[A block of data]
--- BEGIN ---
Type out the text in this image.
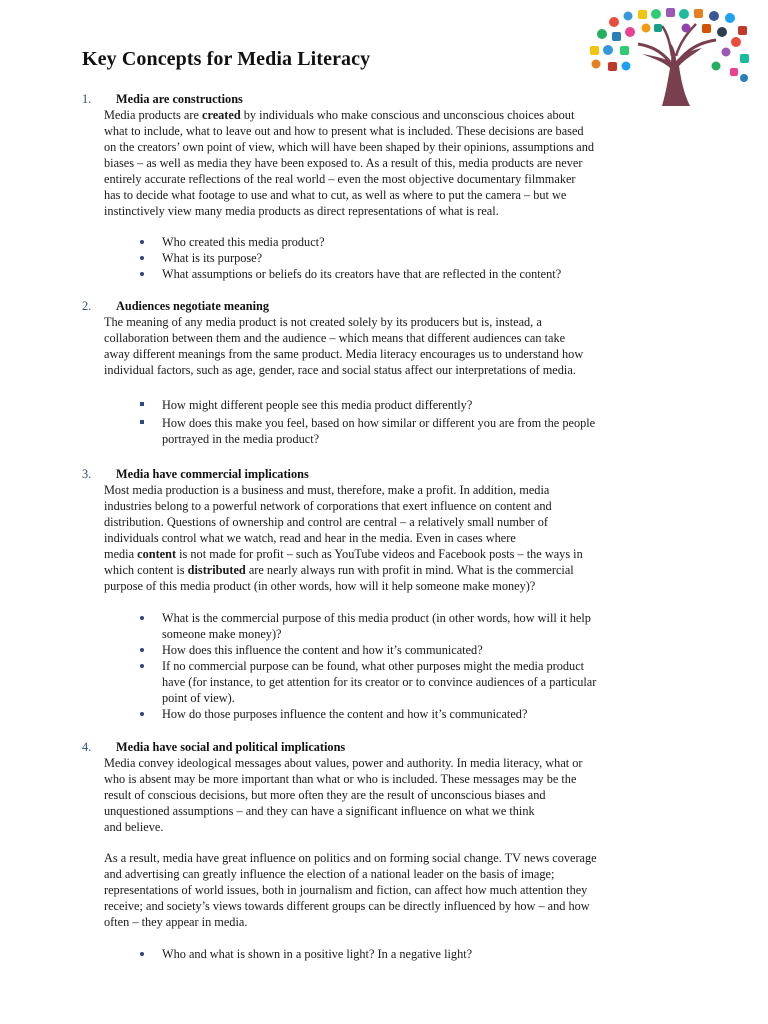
Key Concepts for Media Literacy
1.	Media are constructions
Media products are created by individuals who make conscious and unconscious choices about
what to include, what to leave out and how to present what is included. These decisions are based
on the creators’ own point of view, which will have been shaped by their opinions, assumptions and
biases – as well as media they have been exposed to. As a result of this, media products are never
entirely accurate reflections of the real world – even the most objective documentary filmmaker
has to decide what footage to use and what to cut, as well as where to put the camera – but we
instinctively view many media products as direct representations of what is real.
Who created this media product?
What is its purpose?
What assumptions or beliefs do its creators have that are reflected in the content?
2.	Audiences negotiate meaning
The meaning of any media product is not created solely by its producers but is, instead, a
collaboration between them and the audience – which means that different audiences can take
away different meanings from the same product. Media literacy encourages us to understand how
individual factors, such as age, gender, race and social status affect our interpretations of media.
How might different people see this media product differently?
How does this make you feel, based on how similar or different you are from the people
portrayed in the media product?
3.	Media have commercial implications
Most media production is a business and must, therefore, make a profit. In addition, media
industries belong to a powerful network of corporations that exert influence on content and
distribution. Questions of ownership and control are central – a relatively small number of
individuals control what we watch, read and hear in the media. Even in cases where
media content is not made for profit – such as YouTube videos and Facebook posts – the ways in
which content is distributed are nearly always run with profit in mind. What is the commercial
purpose of this media product (in other words, how will it help someone make money)?
What is the commercial purpose of this media product (in other words, how will it help
someone make money)?
How does this influence the content and how it’s communicated?
If no commercial purpose can be found, what other purposes might the media product
have (for instance, to get attention for its creator or to convince audiences of a particular
point of view).
How do those purposes influence the content and how it’s communicated?
4.	Media have social and political implications
Media convey ideological messages about values, power and authority. In media literacy, what or
who is absent may be more important than what or who is included. These messages may be the
result of conscious decisions, but more often they are the result of unconscious biases and
unquestioned assumptions – and they can have a significant influence on what we think
and believe.
As a result, media have great influence on politics and on forming social change. TV news coverage
and advertising can greatly influence the election of a national leader on the basis of image;
representations of world issues, both in journalism and fiction, can affect how much attention they
receive; and society’s views towards different groups can be directly influenced by how – and how
often – they appear in media.
Who and what is shown in a positive light? In a negative light?
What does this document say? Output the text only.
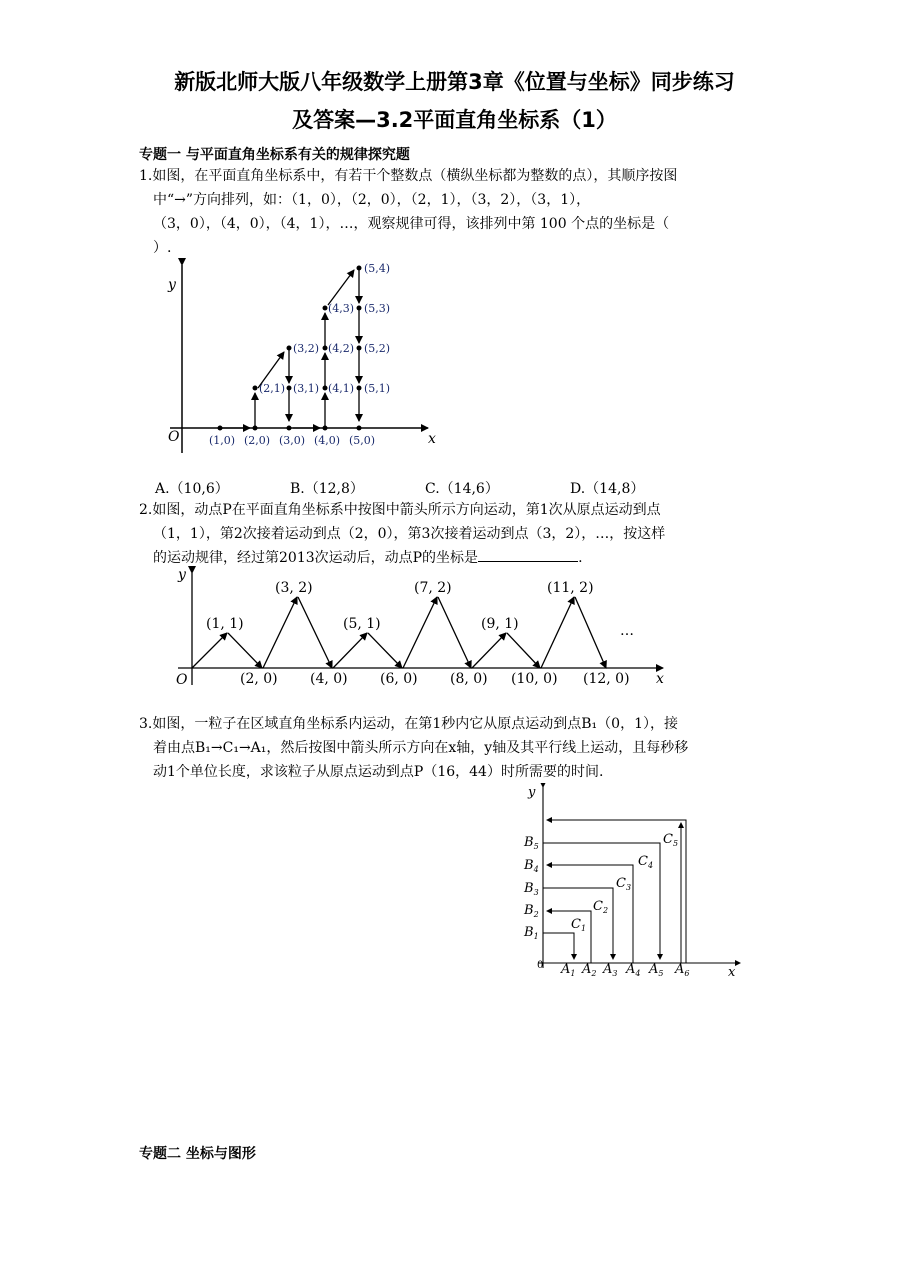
新版北师大版八年级数学上册第3章《位置与坐标》同步练习
及答案—3.2平面直角坐标系（1）
专题一 与平面直角坐标系有关的规律探究题
1.如图，在平面直角坐标系中，有若干个整数点（横纵坐标都为整数的点），其顺序按图
中“→”方向排列，如：（1，0），（2，0），（2，1），（3，2），（3，1），
（3，0），（4，0），（4，1），…，观察规律可得，该排列中第 100 个点的坐标是（
）.
y
x
O	(1,0) (2,0) (3,0) (4,0) (5,0)
(2,1)
(3,2)
(3,1)
(4,3)
(4,2)
(4,1)
(5,4)
(5,3)
(5,2)
(5,1)
A.（10,6）	B.（12,8）	C.（14,6）	D.（14,8）
2.如图，动点P在平面直角坐标系中按图中箭头所示方向运动，第1次从原点运动到点
（1，1），第2次接着运动到点（2，0），第3次接着运动到点（3，2），…，按这样
的运动规律，经过第2013次运动后，动点P的坐标是	.
y
x
O
(3, 2)	(7, 2)	(11, 2)
(1, 1)	(5, 1)	(9, 1)	…
(2, 0) (4, 0) (6, 0) (8, 0) (10, 0) (12, 0)
3.如图，一粒子在区域直角坐标系内运动，在第1秒内它从原点运动到点B₁（0，1），接
着由点B₁→C₁→A₁，然后按图中箭头所示方向在x轴，y轴及其平行线上运动，且每秒移
动1个单位长度，求该粒子从原点运动到点P（16，44）时所需要的时间.
y
x
0
$B_1$
$B_2$
$B_3$
$B_4$
$B_5$
$C_1$
$C_2$
$C_3$
$C_4$
$C_5$
$A_1$ $A_2$ $A_3$ $A_4$ $A_5$ $A_6$
专题二 坐标与图形
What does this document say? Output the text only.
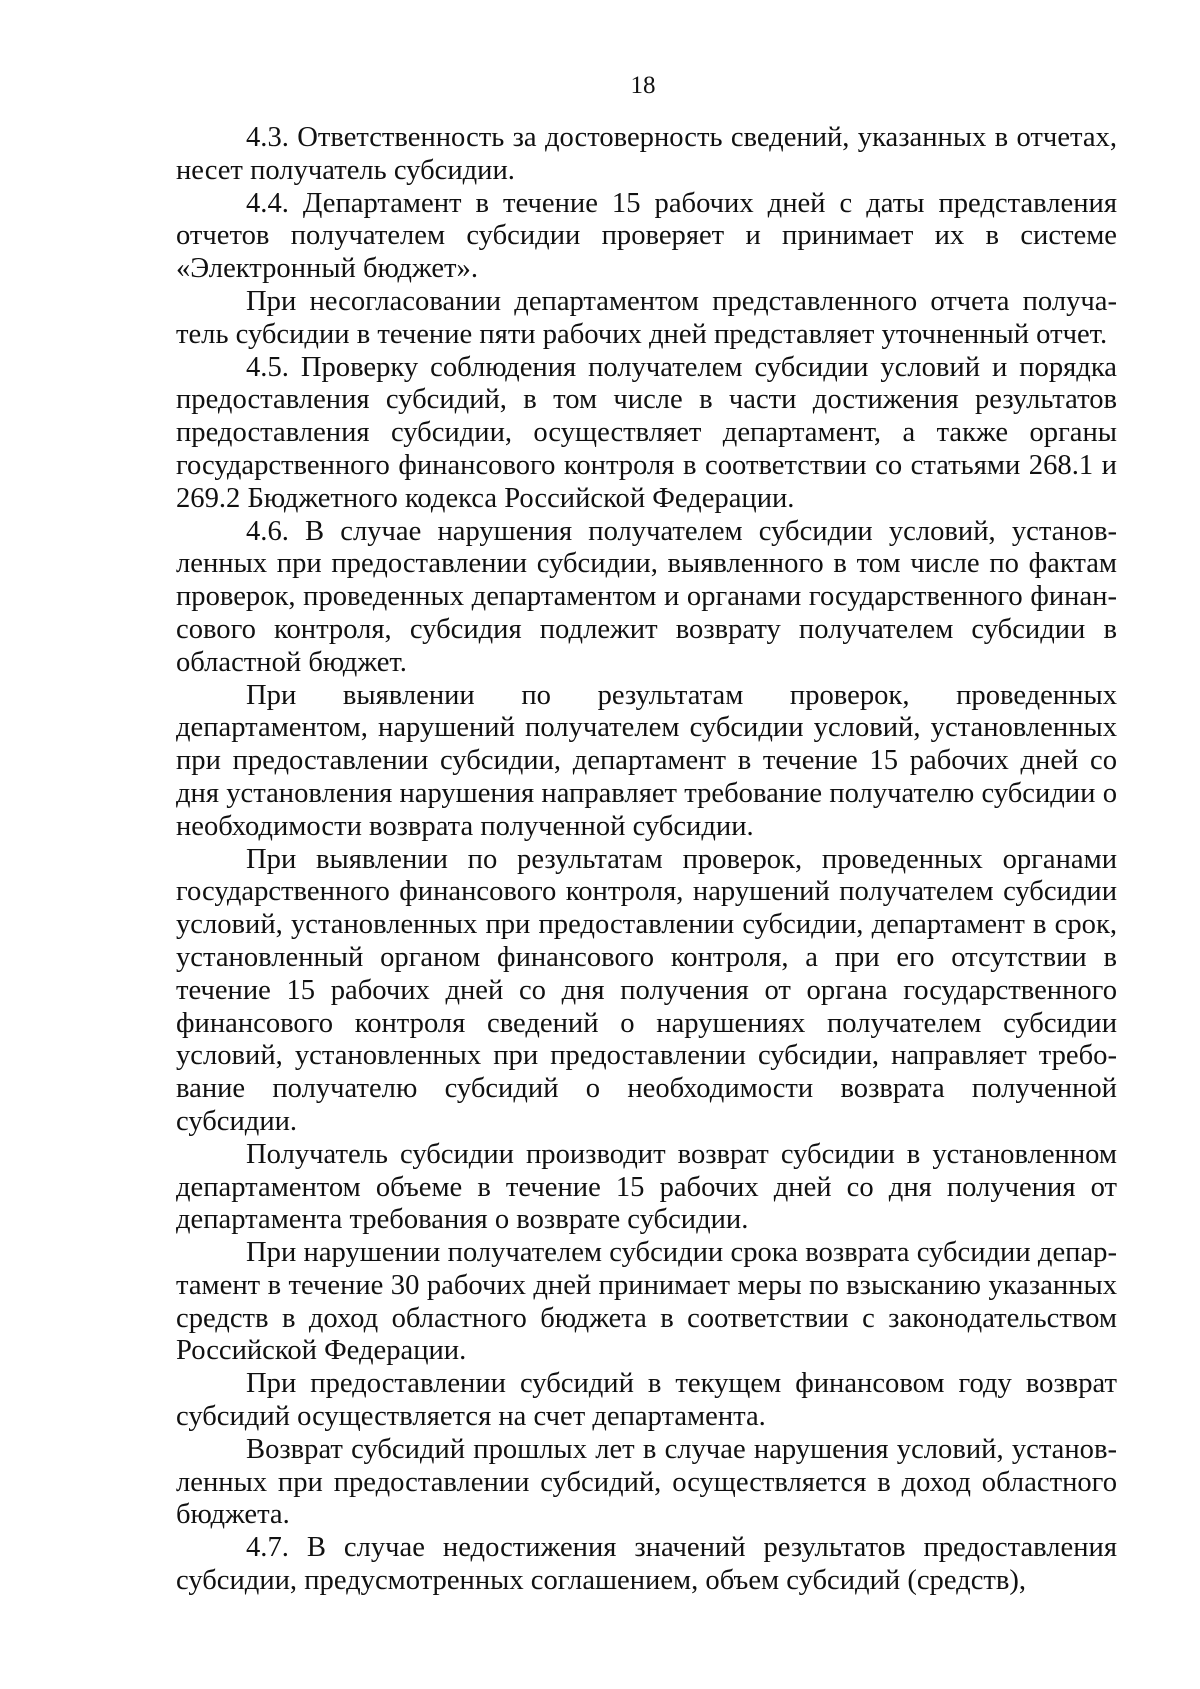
18

4.3. Ответственность за достоверность сведений, указанных в отчетах, несет получатель субсидии.

4.4. Департамент в течение 15 рабочих дней с даты представления отчетов получателем субсидии проверяет и принимает их в системе «Электронный бюджет».

При несогласовании департаментом представленного отчета получатель субсидии в течение пяти рабочих дней представляет уточненный отчет.

4.5. Проверку соблюдения получателем субсидии условий и порядка предоставления субсидий, в том числе в части достижения результатов предоставления субсидии, осуществляет департамент, а также органы государственного финансового контроля в соответствии со статьями 268.1 и 269.2 Бюджетного кодекса Российской Федерации.

4.6. В случае нарушения получателем субсидии условий, установленных при предоставлении субсидии, выявленного в том числе по фактам проверок, проведенных департаментом и органами государственного финансового контроля, субсидия подлежит возврату получателем субсидии в областной бюджет.

При выявлении по результатам проверок, проведенных департаментом, нарушений получателем субсидии условий, установленных при предоставлении субсидии, департамент в течение 15 рабочих дней со дня установления нарушения направляет требование получателю субсидии о необходимости возврата полученной субсидии.

При выявлении по результатам проверок, проведенных органами государственного финансового контроля, нарушений получателем субсидии условий, установленных при предоставлении субсидии, департамент в срок, установленный органом финансового контроля, а при его отсутствии в течение 15 рабочих дней со дня получения от органа государственного финансового контроля сведений о нарушениях получателем субсидии условий, установленных при предоставлении субсидии, направляет требование получателю субсидий о необходимости возврата полученной субсидии.

Получатель субсидии производит возврат субсидии в установленном департаментом объеме в течение 15 рабочих дней со дня получения от департамента требования о возврате субсидии.

При нарушении получателем субсидии срока возврата субсидии департамент в течение 30 рабочих дней принимает меры по взысканию указанных средств в доход областного бюджета в соответствии с законодательством Российской Федерации.

При предоставлении субсидий в текущем финансовом году возврат субсидий осуществляется на счет департамента.

Возврат субсидий прошлых лет в случае нарушения условий, установленных при предоставлении субсидий, осуществляется в доход областного бюджета.

4.7. В случае недостижения значений результатов предоставления субсидии, предусмотренных соглашением, объем субсидий (средств),
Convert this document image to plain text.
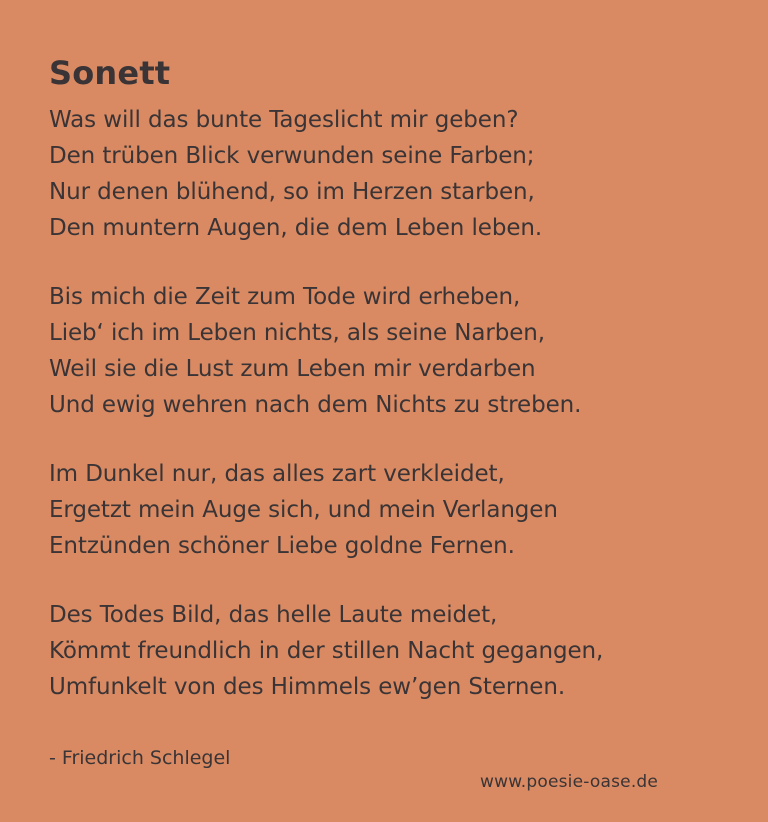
Sonett
Was will das bunte Tageslicht mir geben?
Den trüben Blick verwunden seine Farben;
Nur denen blühend, so im Herzen starben,
Den muntern Augen, die dem Leben leben.
Bis mich die Zeit zum Tode wird erheben,
Lieb‘ ich im Leben nichts, als seine Narben,
Weil sie die Lust zum Leben mir verdarben
Und ewig wehren nach dem Nichts zu streben.
Im Dunkel nur, das alles zart verkleidet,
Ergetzt mein Auge sich, und mein Verlangen
Entzünden schöner Liebe goldne Fernen.
Des Todes Bild, das helle Laute meidet,
Kömmt freundlich in der stillen Nacht gegangen,
Umfunkelt von des Himmels ew’gen Sternen.
- Friedrich Schlegel
www.poesie-oase.de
--- END ---
• _Objective_
All of the material above needs to be restated exactly, with no pictures.

• _Final result_
Type out the text in this image.
Key Concepts for Media Literacy
1.	Media are constructions
Media products are created by individuals who make conscious and unconscious choices about
what to include, what to leave out and how to present what is included. These decisions are based
on the creators’ own point of view, which will have been shaped by their opinions, assumptions and
biases – as well as media they have been exposed to. As a result of this, media products are never
entirely accurate reflections of the real world – even the most objective documentary filmmaker
has to decide what footage to use and what to cut, as well as where to put the camera – but we
instinctively view many media products as direct representations of what is real.
Who created this media product?
What is its purpose?
What assumptions or beliefs do its creators have that are reflected in the content?
2.	Audiences negotiate meaning
The meaning of any media product is not created solely by its producers but is, instead, a
collaboration between them and the audience – which means that different audiences can take
away different meanings from the same product. Media literacy encourages us to understand how
individual factors, such as age, gender, race and social status affect our interpretations of media.
How might different people see this media product differently?
How does this make you feel, based on how similar or different you are from the people
portrayed in the media product?
3.	Media have commercial implications
Most media production is a business and must, therefore, make a profit. In addition, media
industries belong to a powerful network of corporations that exert influence on content and
distribution. Questions of ownership and control are central – a relatively small number of
individuals control what we watch, read and hear in the media. Even in cases where
media content is not made for profit – such as YouTube videos and Facebook posts – the ways in
which content is distributed are nearly always run with profit in mind. What is the commercial
purpose of this media product (in other words, how will it help someone make money)?
What is the commercial purpose of this media product (in other words, how will it help
someone make money)?
How does this influence the content and how it’s communicated?
If no commercial purpose can be found, what other purposes might the media product
have (for instance, to get attention for its creator or to convince audiences of a particular
point of view).
How do those purposes influence the content and how it’s communicated?
4.	Media have social and political implications
Media convey ideological messages about values, power and authority. In media literacy, what or
who is absent may be more important than what or who is included. These messages may be the
result of conscious decisions, but more often they are the result of unconscious biases and
unquestioned assumptions – and they can have a significant influence on what we think
and believe.
As a result, media have great influence on politics and on forming social change. TV news coverage
and advertising can greatly influence the election of a national leader on the basis of image;
representations of world issues, both in journalism and fiction, can affect how much attention they
receive; and society’s views towards different groups can be directly influenced by how – and how
often – they appear in media.
Who and what is shown in a positive light? In a negative light?
What does this document say? Output the text only.
新版北师大版八年级数学上册第3章《位置与坐标》同步练习
及答案—3.2平面直角坐标系（1）
专题一 与平面直角坐标系有关的规律探究题
1.如图，在平面直角坐标系中，有若干个整数点（横纵坐标都为整数的点），其顺序按图
中“→”方向排列，如：（1，0），（2，0），（2，1），（3，2），（3，1），
（3，0），（4，0），（4，1），…，观察规律可得，该排列中第 100 个点的坐标是（
）.
y
x
O	(1,0) (2,0) (3,0) (4,0) (5,0)
(2,1)
(3,2)
(3,1)
(4,3)
(4,2)
(4,1)
(5,4)
(5,3)
(5,2)
(5,1)
A.（10,6）	B.（12,8）	C.（14,6）	D.（14,8）
2.如图，动点P在平面直角坐标系中按图中箭头所示方向运动，第1次从原点运动到点
（1，1），第2次接着运动到点（2，0），第3次接着运动到点（3，2），…，按这样
的运动规律，经过第2013次运动后，动点P的坐标是	.
y
x
O
(3, 2)	(7, 2)	(11, 2)
(1, 1)	(5, 1)	(9, 1)	…
(2, 0) (4, 0) (6, 0) (8, 0) (10, 0) (12, 0)
3.如图，一粒子在区域直角坐标系内运动，在第1秒内它从原点运动到点B₁（0，1），接
着由点B₁→C₁→A₁，然后按图中箭头所示方向在x轴，y轴及其平行线上运动，且每秒移
动1个单位长度，求该粒子从原点运动到点P（16，44）时所需要的时间.
y
x
0
$B_1$
$B_2$
$B_3$
$B_4$
$B_5$
$C_1$
$C_2$
$C_3$
$C_4$
$C_5$
$A_1$ $A_2$ $A_3$ $A_4$ $A_5$ $A_6$
专题二 坐标与图形
What does this document say? Output the text only.
18

4.3. Ответственность за достоверность сведений, указанных в отчетах, несет получатель субсидии.

4.4. Департамент в течение 15 рабочих дней с даты представления отчетов получателем субсидии проверяет и принимает их в системе «Электронный бюджет».

При несогласовании департаментом представленного отчета получатель субсидии в течение пяти рабочих дней представляет уточненный отчет.

4.5. Проверку соблюдения получателем субсидии условий и порядка предоставления субсидий, в том числе в части достижения результатов предоставления субсидии, осуществляет департамент, а также органы государственного финансового контроля в соответствии со статьями 268.1 и 269.2 Бюджетного кодекса Российской Федерации.

4.6. В случае нарушения получателем субсидии условий, установленных при предоставлении субсидии, выявленного в том числе по фактам проверок, проведенных департаментом и органами государственного финансового контроля, субсидия подлежит возврату получателем субсидии в областной бюджет.

При выявлении по результатам проверок, проведенных департаментом, нарушений получателем субсидии условий, установленных при предоставлении субсидии, департамент в течение 15 рабочих дней со дня установления нарушения направляет требование получателю субсидии о необходимости возврата полученной субсидии.

При выявлении по результатам проверок, проведенных органами государственного финансового контроля, нарушений получателем субсидии условий, установленных при предоставлении субсидии, департамент в срок, установленный органом финансового контроля, а при его отсутствии в течение 15 рабочих дней со дня получения от органа государственного финансового контроля сведений о нарушениях получателем субсидии условий, установленных при предоставлении субсидии, направляет требование получателю субсидий о необходимости возврата полученной субсидии.

Получатель субсидии производит возврат субсидии в установленном департаментом объеме в течение 15 рабочих дней со дня получения от департамента требования о возврате субсидии.

При нарушении получателем субсидии срока возврата субсидии департамент в течение 30 рабочих дней принимает меры по взысканию указанных средств в доход областного бюджета в соответствии с законодательством Российской Федерации.

При предоставлении субсидий в текущем финансовом году возврат субсидий осуществляется на счет департамента.

Возврат субсидий прошлых лет в случае нарушения условий, установленных при предоставлении субсидий, осуществляется в доход областного бюджета.

4.7. В случае недостижения значений результатов предоставления субсидии, предусмотренных соглашением, объем субсидий (средств),
Convert this document image to plain text.
Sonett
Was will das bunte Tageslicht mir geben?
Den trüben Blick verwunden seine Farben;
Nur denen blühend, so im Herzen starben,
Den muntern Augen, die dem Leben leben.
Bis mich die Zeit zum Tode wird erheben,
Lieb‘ ich im Leben nichts, als seine Narben,
Weil sie die Lust zum Leben mir verdarben
Und ewig wehren nach dem Nichts zu streben.
Im Dunkel nur, das alles zart verkleidet,
Ergetzt mein Auge sich, und mein Verlangen
Entzünden schöner Liebe goldne Fernen.
Des Todes Bild, das helle Laute meidet,
Kömmt freundlich in der stillen Nacht gegangen,
Umfunkelt von des Himmels ew’gen Sternen.
- Friedrich Schlegel
www.poesie-oase.de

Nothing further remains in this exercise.